▶ RECORD LIST:
<<<<
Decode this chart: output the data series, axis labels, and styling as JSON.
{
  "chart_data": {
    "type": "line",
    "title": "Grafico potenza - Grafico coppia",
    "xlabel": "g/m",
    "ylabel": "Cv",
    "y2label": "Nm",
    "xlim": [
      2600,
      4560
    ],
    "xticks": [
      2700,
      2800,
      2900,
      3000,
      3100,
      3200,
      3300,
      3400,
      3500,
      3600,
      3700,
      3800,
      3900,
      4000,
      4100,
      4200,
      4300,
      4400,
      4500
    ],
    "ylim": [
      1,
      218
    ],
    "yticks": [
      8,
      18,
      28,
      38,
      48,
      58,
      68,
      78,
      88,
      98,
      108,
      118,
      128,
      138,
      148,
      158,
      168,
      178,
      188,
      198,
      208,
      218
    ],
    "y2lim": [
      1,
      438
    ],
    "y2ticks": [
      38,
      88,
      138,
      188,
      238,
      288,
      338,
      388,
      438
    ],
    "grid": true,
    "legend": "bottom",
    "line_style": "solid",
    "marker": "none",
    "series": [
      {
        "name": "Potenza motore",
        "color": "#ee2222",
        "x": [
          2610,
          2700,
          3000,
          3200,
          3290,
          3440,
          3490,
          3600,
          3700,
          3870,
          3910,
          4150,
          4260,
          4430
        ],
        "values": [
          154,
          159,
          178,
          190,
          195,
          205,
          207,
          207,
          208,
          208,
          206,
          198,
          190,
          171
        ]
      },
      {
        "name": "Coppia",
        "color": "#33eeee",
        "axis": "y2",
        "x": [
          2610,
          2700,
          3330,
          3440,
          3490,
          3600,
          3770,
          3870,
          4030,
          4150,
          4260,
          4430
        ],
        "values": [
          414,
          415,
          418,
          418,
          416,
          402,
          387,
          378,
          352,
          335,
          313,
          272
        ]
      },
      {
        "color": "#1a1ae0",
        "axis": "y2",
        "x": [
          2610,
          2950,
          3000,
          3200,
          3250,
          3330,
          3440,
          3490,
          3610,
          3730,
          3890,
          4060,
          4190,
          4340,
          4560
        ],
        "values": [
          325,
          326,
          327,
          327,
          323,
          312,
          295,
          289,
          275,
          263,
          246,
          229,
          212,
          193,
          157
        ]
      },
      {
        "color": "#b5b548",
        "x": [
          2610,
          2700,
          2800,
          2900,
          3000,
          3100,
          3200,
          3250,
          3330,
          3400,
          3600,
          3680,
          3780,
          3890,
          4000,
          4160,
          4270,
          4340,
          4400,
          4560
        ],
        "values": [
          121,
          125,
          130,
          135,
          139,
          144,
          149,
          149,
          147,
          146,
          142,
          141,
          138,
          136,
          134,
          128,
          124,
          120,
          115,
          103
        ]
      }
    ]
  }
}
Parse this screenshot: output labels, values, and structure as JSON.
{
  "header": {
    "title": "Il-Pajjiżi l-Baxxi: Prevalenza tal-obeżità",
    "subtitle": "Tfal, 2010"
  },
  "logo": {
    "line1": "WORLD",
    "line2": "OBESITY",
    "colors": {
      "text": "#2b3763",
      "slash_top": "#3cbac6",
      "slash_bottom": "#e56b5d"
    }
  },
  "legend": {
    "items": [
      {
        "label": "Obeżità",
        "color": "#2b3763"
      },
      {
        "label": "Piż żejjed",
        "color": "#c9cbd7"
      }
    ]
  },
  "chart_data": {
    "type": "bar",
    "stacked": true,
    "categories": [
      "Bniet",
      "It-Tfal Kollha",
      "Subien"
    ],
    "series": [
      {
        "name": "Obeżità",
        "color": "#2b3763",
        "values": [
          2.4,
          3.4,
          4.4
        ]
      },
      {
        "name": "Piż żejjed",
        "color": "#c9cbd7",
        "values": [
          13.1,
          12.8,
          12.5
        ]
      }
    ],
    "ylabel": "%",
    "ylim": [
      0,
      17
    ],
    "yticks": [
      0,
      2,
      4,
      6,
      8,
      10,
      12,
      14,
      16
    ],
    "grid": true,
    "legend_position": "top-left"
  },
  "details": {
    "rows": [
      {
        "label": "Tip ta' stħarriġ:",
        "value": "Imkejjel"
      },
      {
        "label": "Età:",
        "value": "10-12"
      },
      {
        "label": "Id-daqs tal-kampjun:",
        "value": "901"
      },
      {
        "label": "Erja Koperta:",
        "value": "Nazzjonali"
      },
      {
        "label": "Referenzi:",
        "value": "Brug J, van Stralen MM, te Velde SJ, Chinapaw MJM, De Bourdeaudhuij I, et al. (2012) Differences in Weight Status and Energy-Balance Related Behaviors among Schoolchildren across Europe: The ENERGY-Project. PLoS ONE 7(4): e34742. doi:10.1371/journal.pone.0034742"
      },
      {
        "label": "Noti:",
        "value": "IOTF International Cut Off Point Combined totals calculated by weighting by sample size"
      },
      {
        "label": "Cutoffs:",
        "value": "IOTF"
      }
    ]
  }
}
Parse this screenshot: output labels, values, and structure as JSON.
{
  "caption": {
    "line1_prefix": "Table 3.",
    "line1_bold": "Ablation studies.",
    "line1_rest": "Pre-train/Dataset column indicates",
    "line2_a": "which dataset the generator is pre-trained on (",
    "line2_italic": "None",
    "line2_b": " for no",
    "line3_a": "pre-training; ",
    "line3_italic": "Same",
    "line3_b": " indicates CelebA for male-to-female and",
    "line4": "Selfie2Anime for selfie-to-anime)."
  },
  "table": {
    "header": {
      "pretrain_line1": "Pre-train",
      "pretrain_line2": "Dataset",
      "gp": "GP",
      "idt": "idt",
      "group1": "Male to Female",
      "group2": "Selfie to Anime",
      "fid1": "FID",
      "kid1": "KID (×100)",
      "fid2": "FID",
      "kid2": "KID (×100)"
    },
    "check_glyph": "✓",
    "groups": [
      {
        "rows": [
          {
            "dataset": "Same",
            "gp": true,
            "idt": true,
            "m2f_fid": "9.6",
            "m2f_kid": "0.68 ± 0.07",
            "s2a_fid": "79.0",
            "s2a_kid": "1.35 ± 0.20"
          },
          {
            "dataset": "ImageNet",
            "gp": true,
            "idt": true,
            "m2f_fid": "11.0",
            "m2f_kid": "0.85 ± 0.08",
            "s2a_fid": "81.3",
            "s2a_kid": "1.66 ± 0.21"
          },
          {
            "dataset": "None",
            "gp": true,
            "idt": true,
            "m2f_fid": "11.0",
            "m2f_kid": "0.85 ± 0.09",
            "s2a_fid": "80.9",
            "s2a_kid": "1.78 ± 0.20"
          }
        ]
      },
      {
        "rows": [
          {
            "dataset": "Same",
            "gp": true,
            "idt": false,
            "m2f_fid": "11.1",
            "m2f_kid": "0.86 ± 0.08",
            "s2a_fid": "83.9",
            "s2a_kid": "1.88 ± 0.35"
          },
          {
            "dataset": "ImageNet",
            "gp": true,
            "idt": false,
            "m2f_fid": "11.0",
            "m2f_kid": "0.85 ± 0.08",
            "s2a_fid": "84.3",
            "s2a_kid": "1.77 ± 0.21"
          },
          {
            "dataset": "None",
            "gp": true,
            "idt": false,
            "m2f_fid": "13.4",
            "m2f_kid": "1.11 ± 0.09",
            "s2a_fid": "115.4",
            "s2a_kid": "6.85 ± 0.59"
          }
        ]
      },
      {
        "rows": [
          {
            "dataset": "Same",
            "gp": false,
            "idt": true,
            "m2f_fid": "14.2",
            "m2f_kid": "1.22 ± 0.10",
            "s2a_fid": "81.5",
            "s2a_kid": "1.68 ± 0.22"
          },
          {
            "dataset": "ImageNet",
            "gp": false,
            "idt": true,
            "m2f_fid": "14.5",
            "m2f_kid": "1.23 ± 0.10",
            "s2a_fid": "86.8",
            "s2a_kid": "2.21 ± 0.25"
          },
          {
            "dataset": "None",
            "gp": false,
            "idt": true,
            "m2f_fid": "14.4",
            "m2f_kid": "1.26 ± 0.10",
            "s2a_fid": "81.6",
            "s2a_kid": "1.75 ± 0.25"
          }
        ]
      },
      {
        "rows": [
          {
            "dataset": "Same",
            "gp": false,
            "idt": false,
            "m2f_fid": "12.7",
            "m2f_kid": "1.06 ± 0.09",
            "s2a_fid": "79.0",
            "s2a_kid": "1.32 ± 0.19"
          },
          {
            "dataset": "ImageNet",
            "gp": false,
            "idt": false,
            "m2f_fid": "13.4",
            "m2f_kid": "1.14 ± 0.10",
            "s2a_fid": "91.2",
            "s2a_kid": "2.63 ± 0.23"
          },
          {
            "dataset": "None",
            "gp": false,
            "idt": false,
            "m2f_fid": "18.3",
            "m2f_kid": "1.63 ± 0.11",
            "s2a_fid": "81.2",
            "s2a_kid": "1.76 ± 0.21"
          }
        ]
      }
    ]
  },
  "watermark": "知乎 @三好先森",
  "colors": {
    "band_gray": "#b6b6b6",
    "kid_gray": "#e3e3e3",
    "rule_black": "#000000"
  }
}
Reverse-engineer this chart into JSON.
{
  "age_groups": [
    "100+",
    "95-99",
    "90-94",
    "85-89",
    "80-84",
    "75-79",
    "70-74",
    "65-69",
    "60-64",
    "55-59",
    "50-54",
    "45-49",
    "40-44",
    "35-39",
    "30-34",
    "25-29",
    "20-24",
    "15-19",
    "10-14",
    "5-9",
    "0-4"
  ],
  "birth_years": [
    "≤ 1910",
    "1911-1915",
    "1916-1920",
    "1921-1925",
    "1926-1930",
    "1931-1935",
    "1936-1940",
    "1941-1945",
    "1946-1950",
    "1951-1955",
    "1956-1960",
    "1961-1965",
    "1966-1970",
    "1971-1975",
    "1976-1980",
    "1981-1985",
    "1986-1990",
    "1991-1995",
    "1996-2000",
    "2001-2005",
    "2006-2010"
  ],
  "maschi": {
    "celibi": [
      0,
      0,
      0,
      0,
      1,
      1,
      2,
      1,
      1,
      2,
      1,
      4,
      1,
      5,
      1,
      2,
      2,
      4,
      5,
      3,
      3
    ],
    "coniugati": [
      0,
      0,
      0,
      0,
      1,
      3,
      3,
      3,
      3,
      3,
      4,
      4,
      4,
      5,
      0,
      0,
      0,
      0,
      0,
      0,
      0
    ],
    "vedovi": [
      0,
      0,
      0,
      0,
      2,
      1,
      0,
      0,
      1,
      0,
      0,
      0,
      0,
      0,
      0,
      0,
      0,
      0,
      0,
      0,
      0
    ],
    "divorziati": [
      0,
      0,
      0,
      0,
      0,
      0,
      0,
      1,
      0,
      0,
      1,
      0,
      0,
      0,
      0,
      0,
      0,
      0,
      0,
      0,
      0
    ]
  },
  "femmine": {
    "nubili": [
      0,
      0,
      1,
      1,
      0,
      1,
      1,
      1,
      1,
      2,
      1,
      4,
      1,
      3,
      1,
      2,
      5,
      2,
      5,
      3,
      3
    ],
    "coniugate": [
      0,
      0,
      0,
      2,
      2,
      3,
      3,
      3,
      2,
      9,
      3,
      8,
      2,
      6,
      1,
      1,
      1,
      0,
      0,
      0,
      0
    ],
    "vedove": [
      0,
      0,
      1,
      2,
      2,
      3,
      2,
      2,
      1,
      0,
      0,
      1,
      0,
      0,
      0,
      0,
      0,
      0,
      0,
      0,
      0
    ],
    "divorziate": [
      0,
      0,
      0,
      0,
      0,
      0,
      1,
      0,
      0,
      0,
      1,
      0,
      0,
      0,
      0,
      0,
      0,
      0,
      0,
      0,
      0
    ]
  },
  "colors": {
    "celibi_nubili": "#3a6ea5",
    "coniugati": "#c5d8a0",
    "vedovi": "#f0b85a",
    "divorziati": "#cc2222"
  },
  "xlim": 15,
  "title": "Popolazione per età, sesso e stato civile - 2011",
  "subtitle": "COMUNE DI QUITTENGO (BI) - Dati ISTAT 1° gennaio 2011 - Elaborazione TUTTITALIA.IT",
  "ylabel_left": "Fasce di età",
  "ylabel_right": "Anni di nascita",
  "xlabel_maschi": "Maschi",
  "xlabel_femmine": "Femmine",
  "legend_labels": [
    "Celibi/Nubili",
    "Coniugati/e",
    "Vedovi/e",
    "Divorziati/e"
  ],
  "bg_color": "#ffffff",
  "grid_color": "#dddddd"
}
>>>>
Take every line from the data that contains the word "JSON".

Decode this chart: output the data series, axis labels, and styling as JSON.
Parse this screenshot: output labels, values, and structure as JSON.
Parse this screenshot: output labels, values, and structure as JSON.
Reverse-engineer this chart into JSON.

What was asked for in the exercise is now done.